▸ **Your instructions**
Go through the listing and write out all of it exactly.

**** Supplied records

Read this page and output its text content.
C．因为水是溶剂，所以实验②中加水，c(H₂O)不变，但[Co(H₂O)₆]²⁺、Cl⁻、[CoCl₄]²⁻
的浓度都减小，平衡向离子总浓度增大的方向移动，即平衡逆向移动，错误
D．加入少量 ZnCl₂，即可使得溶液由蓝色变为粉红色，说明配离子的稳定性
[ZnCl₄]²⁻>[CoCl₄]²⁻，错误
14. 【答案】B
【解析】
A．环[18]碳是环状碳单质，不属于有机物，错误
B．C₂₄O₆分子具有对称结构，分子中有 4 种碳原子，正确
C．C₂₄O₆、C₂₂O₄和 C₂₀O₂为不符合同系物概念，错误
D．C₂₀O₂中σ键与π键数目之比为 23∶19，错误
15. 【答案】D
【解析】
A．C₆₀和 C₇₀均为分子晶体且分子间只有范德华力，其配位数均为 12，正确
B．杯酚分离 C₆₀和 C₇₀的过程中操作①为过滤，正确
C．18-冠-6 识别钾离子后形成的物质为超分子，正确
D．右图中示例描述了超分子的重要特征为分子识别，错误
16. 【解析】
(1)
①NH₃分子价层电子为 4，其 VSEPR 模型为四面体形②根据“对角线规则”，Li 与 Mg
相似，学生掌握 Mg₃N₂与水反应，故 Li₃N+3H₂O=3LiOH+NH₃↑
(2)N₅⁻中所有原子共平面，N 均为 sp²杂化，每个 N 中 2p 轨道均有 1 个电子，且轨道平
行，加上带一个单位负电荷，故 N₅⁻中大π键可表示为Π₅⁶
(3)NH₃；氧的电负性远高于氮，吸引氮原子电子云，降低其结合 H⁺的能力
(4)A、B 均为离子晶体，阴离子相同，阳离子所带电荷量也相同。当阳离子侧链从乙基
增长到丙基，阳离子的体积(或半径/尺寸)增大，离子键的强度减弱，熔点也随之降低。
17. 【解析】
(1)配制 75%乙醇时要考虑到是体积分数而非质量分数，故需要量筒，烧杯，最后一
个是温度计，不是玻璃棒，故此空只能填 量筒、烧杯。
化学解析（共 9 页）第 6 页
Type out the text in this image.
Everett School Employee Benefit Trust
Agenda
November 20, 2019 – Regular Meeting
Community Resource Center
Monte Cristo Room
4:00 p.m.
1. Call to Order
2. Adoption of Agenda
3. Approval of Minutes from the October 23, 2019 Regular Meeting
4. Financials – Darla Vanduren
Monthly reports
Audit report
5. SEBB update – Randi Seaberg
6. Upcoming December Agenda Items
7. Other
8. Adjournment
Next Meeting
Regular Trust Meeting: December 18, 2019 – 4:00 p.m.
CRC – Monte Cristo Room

********

▸ **Reply**
Read this page and output its text content.
C．因为水是溶剂，所以实验②中加水，c(H₂O)不变，但[Co(H₂O)₆]²⁺、Cl⁻、[CoCl₄]²⁻
的浓度都减小，平衡向离子总浓度增大的方向移动，即平衡逆向移动，错误
D．加入少量 ZnCl₂，即可使得溶液由蓝色变为粉红色，说明配离子的稳定性
[ZnCl₄]²⁻>[CoCl₄]²⁻，错误
14. 【答案】B
【解析】
A．环[18]碳是环状碳单质，不属于有机物，错误
B．C₂₄O₆分子具有对称结构，分子中有 4 种碳原子，正确
C．C₂₄O₆、C₂₂O₄和 C₂₀O₂为不符合同系物概念，错误
D．C₂₀O₂中σ键与π键数目之比为 23∶19，错误
15. 【答案】D
【解析】
A．C₆₀和 C₇₀均为分子晶体且分子间只有范德华力，其配位数均为 12，正确
B．杯酚分离 C₆₀和 C₇₀的过程中操作①为过滤，正确
C．18-冠-6 识别钾离子后形成的物质为超分子，正确
D．右图中示例描述了超分子的重要特征为分子识别，错误
16. 【解析】
(1)
①NH₃分子价层电子为 4，其 VSEPR 模型为四面体形②根据“对角线规则”，Li 与 Mg
相似，学生掌握 Mg₃N₂与水反应，故 Li₃N+3H₂O=3LiOH+NH₃↑
(2)N₅⁻中所有原子共平面，N 均为 sp²杂化，每个 N 中 2p 轨道均有 1 个电子，且轨道平
行，加上带一个单位负电荷，故 N₅⁻中大π键可表示为Π₅⁶
(3)NH₃；氧的电负性远高于氮，吸引氮原子电子云，降低其结合 H⁺的能力
(4)A、B 均为离子晶体，阴离子相同，阳离子所带电荷量也相同。当阳离子侧链从乙基
增长到丙基，阳离子的体积(或半径/尺寸)增大，离子键的强度减弱，熔点也随之降低。
17. 【解析】
(1)配制 75%乙醇时要考虑到是体积分数而非质量分数，故需要量筒，烧杯，最后一
个是温度计，不是玻璃棒，故此空只能填 量筒、烧杯。
化学解析（共 9 页）第 6 页
Type out the text in this image.
Everett School Employee Benefit Trust
Agenda
November 20, 2019 – Regular Meeting
Community Resource Center
Monte Cristo Room
4:00 p.m.
1. Call to Order
2. Adoption of Agenda
3. Approval of Minutes from the October 23, 2019 Regular Meeting
4. Financials – Darla Vanduren
Monthly reports
Audit report
5. SEBB update – Randi Seaberg
6. Upcoming December Agenda Items
7. Other
8. Adjournment
Next Meeting
Regular Trust Meeting: December 18, 2019 – 4:00 p.m.
CRC – Monte Cristo Room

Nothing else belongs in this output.